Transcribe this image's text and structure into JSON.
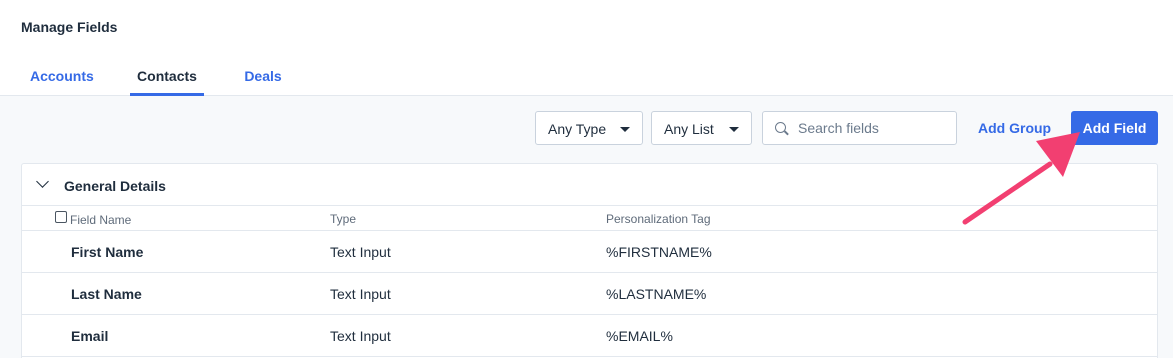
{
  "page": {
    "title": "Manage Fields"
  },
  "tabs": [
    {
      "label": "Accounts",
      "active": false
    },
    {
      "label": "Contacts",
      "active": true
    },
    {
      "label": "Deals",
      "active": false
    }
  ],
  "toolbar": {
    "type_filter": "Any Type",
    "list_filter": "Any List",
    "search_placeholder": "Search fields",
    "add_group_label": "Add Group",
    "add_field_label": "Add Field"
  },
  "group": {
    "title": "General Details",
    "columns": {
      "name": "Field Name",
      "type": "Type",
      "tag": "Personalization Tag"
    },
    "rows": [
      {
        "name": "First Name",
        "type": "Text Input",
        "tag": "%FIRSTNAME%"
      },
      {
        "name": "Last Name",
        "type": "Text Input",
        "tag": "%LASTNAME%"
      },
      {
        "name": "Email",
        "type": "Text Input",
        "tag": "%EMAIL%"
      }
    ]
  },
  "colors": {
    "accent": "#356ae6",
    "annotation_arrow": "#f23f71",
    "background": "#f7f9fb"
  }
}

-=-=-=-=-

**Problem**: From the material above, reproduce everything verbatim except the pictures.

**Solution below**:
Transcribe this image's text and structure into JSON.
{
  "page": {
    "title": "Manage Fields"
  },
  "tabs": [
    {
      "label": "Accounts",
      "active": false
    },
    {
      "label": "Contacts",
      "active": true
    },
    {
      "label": "Deals",
      "active": false
    }
  ],
  "toolbar": {
    "type_filter": "Any Type",
    "list_filter": "Any List",
    "search_placeholder": "Search fields",
    "add_group_label": "Add Group",
    "add_field_label": "Add Field"
  },
  "group": {
    "title": "General Details",
    "columns": {
      "name": "Field Name",
      "type": "Type",
      "tag": "Personalization Tag"
    },
    "rows": [
      {
        "name": "First Name",
        "type": "Text Input",
        "tag": "%FIRSTNAME%"
      },
      {
        "name": "Last Name",
        "type": "Text Input",
        "tag": "%LASTNAME%"
      },
      {
        "name": "Email",
        "type": "Text Input",
        "tag": "%EMAIL%"
      }
    ]
  },
  "colors": {
    "accent": "#356ae6",
    "annotation_arrow": "#f23f71",
    "background": "#f7f9fb"
  }
}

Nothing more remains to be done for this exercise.